Figure record listings
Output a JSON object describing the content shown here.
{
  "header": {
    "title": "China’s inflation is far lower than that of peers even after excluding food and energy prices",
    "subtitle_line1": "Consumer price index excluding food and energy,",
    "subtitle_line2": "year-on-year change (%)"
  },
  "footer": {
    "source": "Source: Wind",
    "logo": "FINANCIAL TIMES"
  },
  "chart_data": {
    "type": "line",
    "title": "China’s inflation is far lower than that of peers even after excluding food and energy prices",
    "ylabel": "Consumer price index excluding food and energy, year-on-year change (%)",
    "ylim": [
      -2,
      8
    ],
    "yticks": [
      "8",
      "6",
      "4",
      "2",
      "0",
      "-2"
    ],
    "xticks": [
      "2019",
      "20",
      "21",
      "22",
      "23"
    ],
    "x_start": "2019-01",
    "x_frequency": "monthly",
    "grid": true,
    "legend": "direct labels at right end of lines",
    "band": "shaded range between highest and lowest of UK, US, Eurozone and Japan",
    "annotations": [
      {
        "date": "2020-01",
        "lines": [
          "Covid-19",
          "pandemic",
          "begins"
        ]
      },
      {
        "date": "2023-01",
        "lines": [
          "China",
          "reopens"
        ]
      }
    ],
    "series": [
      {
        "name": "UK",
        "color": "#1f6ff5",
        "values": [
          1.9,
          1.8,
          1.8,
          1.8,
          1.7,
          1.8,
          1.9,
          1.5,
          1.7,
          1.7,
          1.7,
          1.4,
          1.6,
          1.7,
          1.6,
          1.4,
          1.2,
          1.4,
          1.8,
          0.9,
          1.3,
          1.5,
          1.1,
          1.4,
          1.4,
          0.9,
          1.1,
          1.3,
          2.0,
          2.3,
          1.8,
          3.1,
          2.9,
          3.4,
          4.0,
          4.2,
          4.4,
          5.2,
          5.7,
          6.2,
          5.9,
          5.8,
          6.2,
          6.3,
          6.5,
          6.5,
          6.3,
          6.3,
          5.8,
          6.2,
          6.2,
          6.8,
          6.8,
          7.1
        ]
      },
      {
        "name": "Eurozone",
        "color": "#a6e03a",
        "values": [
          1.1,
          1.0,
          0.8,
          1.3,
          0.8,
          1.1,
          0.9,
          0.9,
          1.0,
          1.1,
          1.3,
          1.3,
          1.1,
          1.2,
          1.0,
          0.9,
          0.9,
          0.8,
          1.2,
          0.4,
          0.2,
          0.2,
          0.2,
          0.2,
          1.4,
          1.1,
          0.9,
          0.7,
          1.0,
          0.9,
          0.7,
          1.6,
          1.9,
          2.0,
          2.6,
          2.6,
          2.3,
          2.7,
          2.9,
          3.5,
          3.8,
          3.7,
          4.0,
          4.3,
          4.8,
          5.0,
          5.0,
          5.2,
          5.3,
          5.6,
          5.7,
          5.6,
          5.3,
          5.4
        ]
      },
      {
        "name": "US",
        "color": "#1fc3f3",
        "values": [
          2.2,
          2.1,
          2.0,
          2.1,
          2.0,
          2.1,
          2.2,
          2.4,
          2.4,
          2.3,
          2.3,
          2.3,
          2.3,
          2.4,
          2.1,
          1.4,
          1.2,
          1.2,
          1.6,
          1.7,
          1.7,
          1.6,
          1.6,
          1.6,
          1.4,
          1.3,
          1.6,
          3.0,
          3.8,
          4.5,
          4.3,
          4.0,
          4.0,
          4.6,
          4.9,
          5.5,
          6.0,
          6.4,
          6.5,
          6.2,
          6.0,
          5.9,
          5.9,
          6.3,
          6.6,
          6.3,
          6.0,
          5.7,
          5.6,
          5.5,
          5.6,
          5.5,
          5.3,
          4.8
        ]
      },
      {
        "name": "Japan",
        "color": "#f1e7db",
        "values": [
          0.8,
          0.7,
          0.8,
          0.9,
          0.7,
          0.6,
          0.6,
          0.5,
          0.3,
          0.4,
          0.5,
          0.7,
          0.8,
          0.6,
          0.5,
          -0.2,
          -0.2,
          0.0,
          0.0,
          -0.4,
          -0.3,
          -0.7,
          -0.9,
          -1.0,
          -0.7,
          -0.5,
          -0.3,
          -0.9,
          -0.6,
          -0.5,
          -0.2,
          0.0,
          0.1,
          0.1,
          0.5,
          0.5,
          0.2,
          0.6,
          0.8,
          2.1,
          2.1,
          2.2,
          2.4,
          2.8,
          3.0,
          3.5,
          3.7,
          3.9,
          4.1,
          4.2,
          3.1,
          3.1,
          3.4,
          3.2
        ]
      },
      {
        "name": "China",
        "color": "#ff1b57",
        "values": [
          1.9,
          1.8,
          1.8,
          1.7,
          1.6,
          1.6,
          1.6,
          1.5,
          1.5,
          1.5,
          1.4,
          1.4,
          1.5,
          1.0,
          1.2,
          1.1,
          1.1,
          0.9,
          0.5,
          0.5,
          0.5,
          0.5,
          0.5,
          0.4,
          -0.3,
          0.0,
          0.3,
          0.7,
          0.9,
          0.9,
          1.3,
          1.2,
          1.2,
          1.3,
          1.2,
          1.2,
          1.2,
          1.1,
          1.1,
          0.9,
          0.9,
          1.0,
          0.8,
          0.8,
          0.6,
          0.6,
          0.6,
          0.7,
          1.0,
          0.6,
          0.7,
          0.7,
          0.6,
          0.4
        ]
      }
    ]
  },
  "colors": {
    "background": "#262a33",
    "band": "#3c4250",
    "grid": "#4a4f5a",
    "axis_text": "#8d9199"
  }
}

Short problem: Copy each entry exactly, with nothing added or dropped.

Output for this task:
Output a JSON object describing the content shown here.
{
  "header": {
    "title": "China’s inflation is far lower than that of peers even after excluding food and energy prices",
    "subtitle_line1": "Consumer price index excluding food and energy,",
    "subtitle_line2": "year-on-year change (%)"
  },
  "footer": {
    "source": "Source: Wind",
    "logo": "FINANCIAL TIMES"
  },
  "chart_data": {
    "type": "line",
    "title": "China’s inflation is far lower than that of peers even after excluding food and energy prices",
    "ylabel": "Consumer price index excluding food and energy, year-on-year change (%)",
    "ylim": [
      -2,
      8
    ],
    "yticks": [
      "8",
      "6",
      "4",
      "2",
      "0",
      "-2"
    ],
    "xticks": [
      "2019",
      "20",
      "21",
      "22",
      "23"
    ],
    "x_start": "2019-01",
    "x_frequency": "monthly",
    "grid": true,
    "legend": "direct labels at right end of lines",
    "band": "shaded range between highest and lowest of UK, US, Eurozone and Japan",
    "annotations": [
      {
        "date": "2020-01",
        "lines": [
          "Covid-19",
          "pandemic",
          "begins"
        ]
      },
      {
        "date": "2023-01",
        "lines": [
          "China",
          "reopens"
        ]
      }
    ],
    "series": [
      {
        "name": "UK",
        "color": "#1f6ff5",
        "values": [
          1.9,
          1.8,
          1.8,
          1.8,
          1.7,
          1.8,
          1.9,
          1.5,
          1.7,
          1.7,
          1.7,
          1.4,
          1.6,
          1.7,
          1.6,
          1.4,
          1.2,
          1.4,
          1.8,
          0.9,
          1.3,
          1.5,
          1.1,
          1.4,
          1.4,
          0.9,
          1.1,
          1.3,
          2.0,
          2.3,
          1.8,
          3.1,
          2.9,
          3.4,
          4.0,
          4.2,
          4.4,
          5.2,
          5.7,
          6.2,
          5.9,
          5.8,
          6.2,
          6.3,
          6.5,
          6.5,
          6.3,
          6.3,
          5.8,
          6.2,
          6.2,
          6.8,
          6.8,
          7.1
        ]
      },
      {
        "name": "Eurozone",
        "color": "#a6e03a",
        "values": [
          1.1,
          1.0,
          0.8,
          1.3,
          0.8,
          1.1,
          0.9,
          0.9,
          1.0,
          1.1,
          1.3,
          1.3,
          1.1,
          1.2,
          1.0,
          0.9,
          0.9,
          0.8,
          1.2,
          0.4,
          0.2,
          0.2,
          0.2,
          0.2,
          1.4,
          1.1,
          0.9,
          0.7,
          1.0,
          0.9,
          0.7,
          1.6,
          1.9,
          2.0,
          2.6,
          2.6,
          2.3,
          2.7,
          2.9,
          3.5,
          3.8,
          3.7,
          4.0,
          4.3,
          4.8,
          5.0,
          5.0,
          5.2,
          5.3,
          5.6,
          5.7,
          5.6,
          5.3,
          5.4
        ]
      },
      {
        "name": "US",
        "color": "#1fc3f3",
        "values": [
          2.2,
          2.1,
          2.0,
          2.1,
          2.0,
          2.1,
          2.2,
          2.4,
          2.4,
          2.3,
          2.3,
          2.3,
          2.3,
          2.4,
          2.1,
          1.4,
          1.2,
          1.2,
          1.6,
          1.7,
          1.7,
          1.6,
          1.6,
          1.6,
          1.4,
          1.3,
          1.6,
          3.0,
          3.8,
          4.5,
          4.3,
          4.0,
          4.0,
          4.6,
          4.9,
          5.5,
          6.0,
          6.4,
          6.5,
          6.2,
          6.0,
          5.9,
          5.9,
          6.3,
          6.6,
          6.3,
          6.0,
          5.7,
          5.6,
          5.5,
          5.6,
          5.5,
          5.3,
          4.8
        ]
      },
      {
        "name": "Japan",
        "color": "#f1e7db",
        "values": [
          0.8,
          0.7,
          0.8,
          0.9,
          0.7,
          0.6,
          0.6,
          0.5,
          0.3,
          0.4,
          0.5,
          0.7,
          0.8,
          0.6,
          0.5,
          -0.2,
          -0.2,
          0.0,
          0.0,
          -0.4,
          -0.3,
          -0.7,
          -0.9,
          -1.0,
          -0.7,
          -0.5,
          -0.3,
          -0.9,
          -0.6,
          -0.5,
          -0.2,
          0.0,
          0.1,
          0.1,
          0.5,
          0.5,
          0.2,
          0.6,
          0.8,
          2.1,
          2.1,
          2.2,
          2.4,
          2.8,
          3.0,
          3.5,
          3.7,
          3.9,
          4.1,
          4.2,
          3.1,
          3.1,
          3.4,
          3.2
        ]
      },
      {
        "name": "China",
        "color": "#ff1b57",
        "values": [
          1.9,
          1.8,
          1.8,
          1.7,
          1.6,
          1.6,
          1.6,
          1.5,
          1.5,
          1.5,
          1.4,
          1.4,
          1.5,
          1.0,
          1.2,
          1.1,
          1.1,
          0.9,
          0.5,
          0.5,
          0.5,
          0.5,
          0.5,
          0.4,
          -0.3,
          0.0,
          0.3,
          0.7,
          0.9,
          0.9,
          1.3,
          1.2,
          1.2,
          1.3,
          1.2,
          1.2,
          1.2,
          1.1,
          1.1,
          0.9,
          0.9,
          1.0,
          0.8,
          0.8,
          0.6,
          0.6,
          0.6,
          0.7,
          1.0,
          0.6,
          0.7,
          0.7,
          0.6,
          0.4
        ]
      }
    ]
  },
  "colors": {
    "background": "#262a33",
    "band": "#3c4250",
    "grid": "#4a4f5a",
    "axis_text": "#8d9199"
  }
}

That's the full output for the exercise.